Extract the lines that hold the string "false".

## DATA FOR THIS TASK

------------------------------------

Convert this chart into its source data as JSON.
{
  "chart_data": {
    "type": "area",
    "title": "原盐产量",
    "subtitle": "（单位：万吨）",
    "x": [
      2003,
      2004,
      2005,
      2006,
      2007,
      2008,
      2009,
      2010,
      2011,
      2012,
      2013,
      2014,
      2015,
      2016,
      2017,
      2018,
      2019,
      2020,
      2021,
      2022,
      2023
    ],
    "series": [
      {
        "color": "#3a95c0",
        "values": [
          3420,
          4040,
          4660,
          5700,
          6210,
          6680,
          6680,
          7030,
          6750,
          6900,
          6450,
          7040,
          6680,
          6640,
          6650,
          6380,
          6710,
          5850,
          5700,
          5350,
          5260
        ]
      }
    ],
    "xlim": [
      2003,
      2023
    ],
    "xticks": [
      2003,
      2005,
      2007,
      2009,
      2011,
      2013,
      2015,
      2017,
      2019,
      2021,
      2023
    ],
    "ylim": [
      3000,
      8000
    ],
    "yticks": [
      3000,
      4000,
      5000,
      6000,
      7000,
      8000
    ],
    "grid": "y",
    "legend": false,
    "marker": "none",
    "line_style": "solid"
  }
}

------------------------------------

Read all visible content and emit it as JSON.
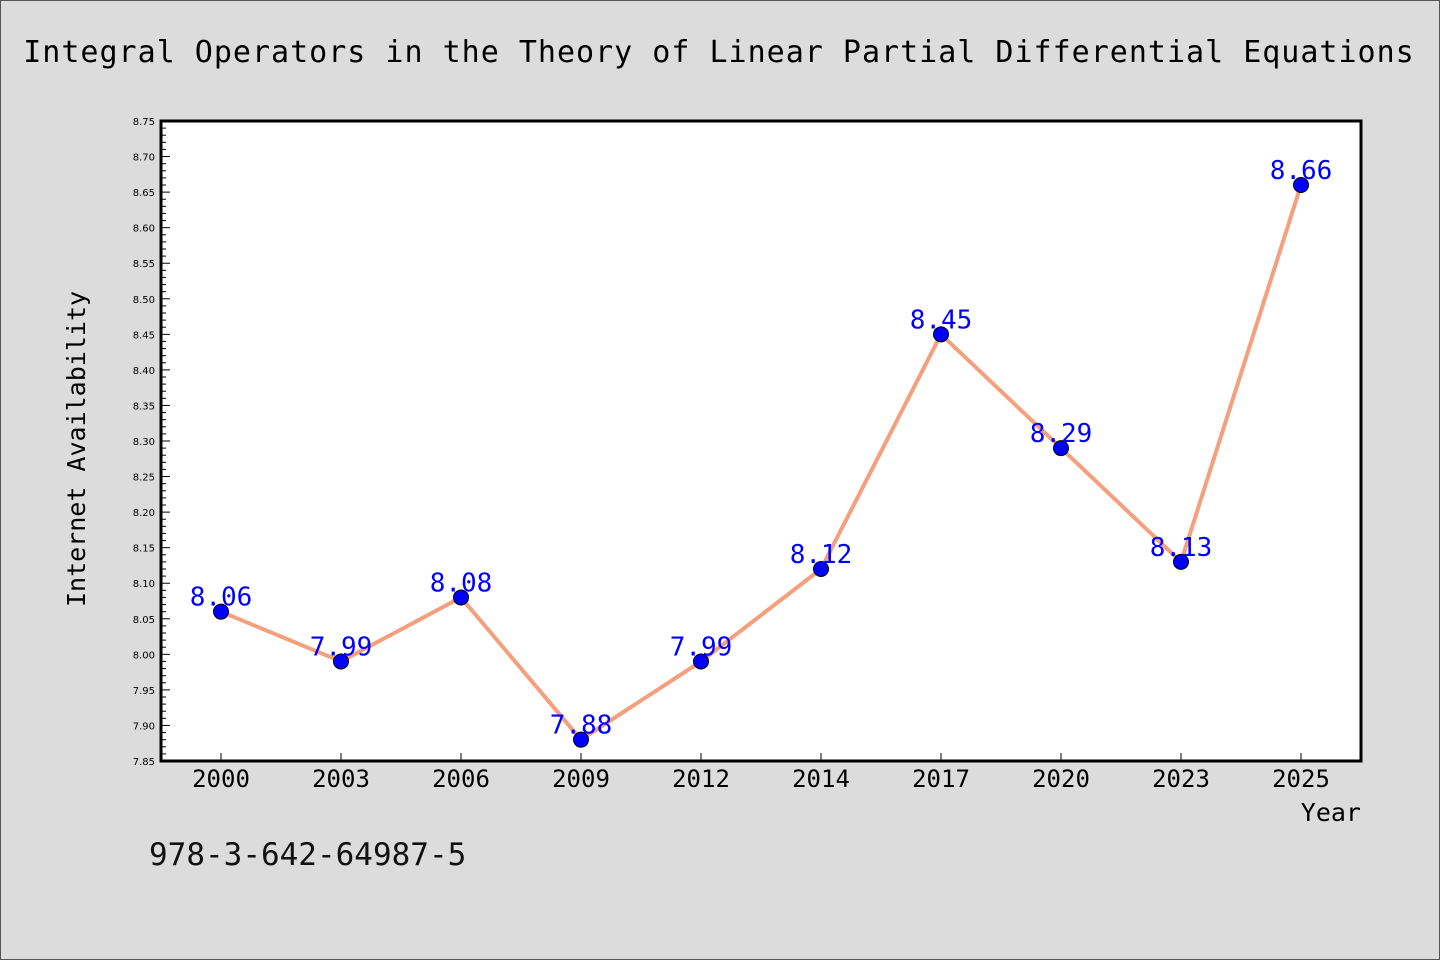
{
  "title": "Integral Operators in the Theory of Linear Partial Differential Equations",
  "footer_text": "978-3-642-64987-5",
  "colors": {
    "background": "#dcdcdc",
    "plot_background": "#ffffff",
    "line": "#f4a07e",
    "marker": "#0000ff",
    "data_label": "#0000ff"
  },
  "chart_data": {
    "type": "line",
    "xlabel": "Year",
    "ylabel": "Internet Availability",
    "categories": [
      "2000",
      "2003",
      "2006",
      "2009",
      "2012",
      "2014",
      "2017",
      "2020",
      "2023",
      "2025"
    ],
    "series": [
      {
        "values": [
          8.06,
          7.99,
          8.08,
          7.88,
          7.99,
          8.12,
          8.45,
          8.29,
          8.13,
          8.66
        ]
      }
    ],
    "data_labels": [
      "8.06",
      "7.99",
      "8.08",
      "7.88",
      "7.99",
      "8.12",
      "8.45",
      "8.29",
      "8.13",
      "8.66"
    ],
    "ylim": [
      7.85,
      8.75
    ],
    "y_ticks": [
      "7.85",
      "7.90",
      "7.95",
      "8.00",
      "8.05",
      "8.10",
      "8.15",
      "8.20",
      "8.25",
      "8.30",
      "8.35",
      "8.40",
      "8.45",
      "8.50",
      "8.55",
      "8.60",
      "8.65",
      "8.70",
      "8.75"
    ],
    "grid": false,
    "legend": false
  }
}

------------------------------------

## EXERCISE SOLUTION
    "legend": false,
    "grid": false,
    "legend": false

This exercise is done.